◆ TASK GOAL: From the listing below, extract each entry exactly as written, minus the images.

◆ EXERCISE INPUTS:

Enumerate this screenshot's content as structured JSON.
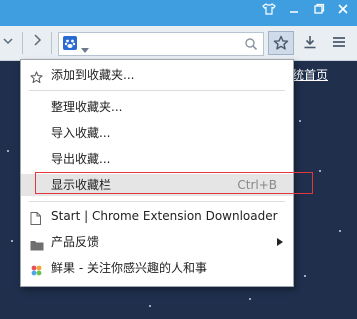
{
  "window_buttons": [
    "shirt-icon",
    "minimize-icon",
    "restore-icon",
    "close-icon"
  ],
  "colors": {
    "titlebar": "#3f9ee0",
    "highlight_border": "#e0383e",
    "menu_bg": "#ffffff"
  },
  "background_link": "统首页",
  "menu": {
    "items": [
      {
        "label": "添加到收藏夹...",
        "icon": "star-outline-icon"
      },
      {
        "label": "整理收藏夹..."
      },
      {
        "label": "导入收藏..."
      },
      {
        "label": "导出收藏..."
      },
      {
        "label": "显示收藏栏",
        "shortcut": "Ctrl+B",
        "highlighted": true
      },
      {
        "label": "Start | Chrome Extension Downloader",
        "icon": "page-icon"
      },
      {
        "label": "产品反馈",
        "icon": "folder-icon",
        "submenu": true
      },
      {
        "label": "鲜果 - 关注你感兴趣的人和事",
        "icon": "xianguo-icon"
      }
    ]
  }
}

◆ WRITTEN RESPONSE:
Enumerate this screenshot's content as structured JSON.
{
  "window_buttons": [
    "shirt-icon",
    "minimize-icon",
    "restore-icon",
    "close-icon"
  ],
  "colors": {
    "titlebar": "#3f9ee0",
    "highlight_border": "#e0383e",
    "menu_bg": "#ffffff"
  },
  "background_link": "统首页",
  "menu": {
    "items": [
      {
        "label": "添加到收藏夹...",
        "icon": "star-outline-icon"
      },
      {
        "label": "整理收藏夹..."
      },
      {
        "label": "导入收藏..."
      },
      {
        "label": "导出收藏..."
      },
      {
        "label": "显示收藏栏",
        "shortcut": "Ctrl+B",
        "highlighted": true
      },
      {
        "label": "Start | Chrome Extension Downloader",
        "icon": "page-icon"
      },
      {
        "label": "产品反馈",
        "icon": "folder-icon",
        "submenu": true
      },
      {
        "label": "鲜果 - 关注你感兴趣的人和事",
        "icon": "xianguo-icon"
      }
    ]
  }
}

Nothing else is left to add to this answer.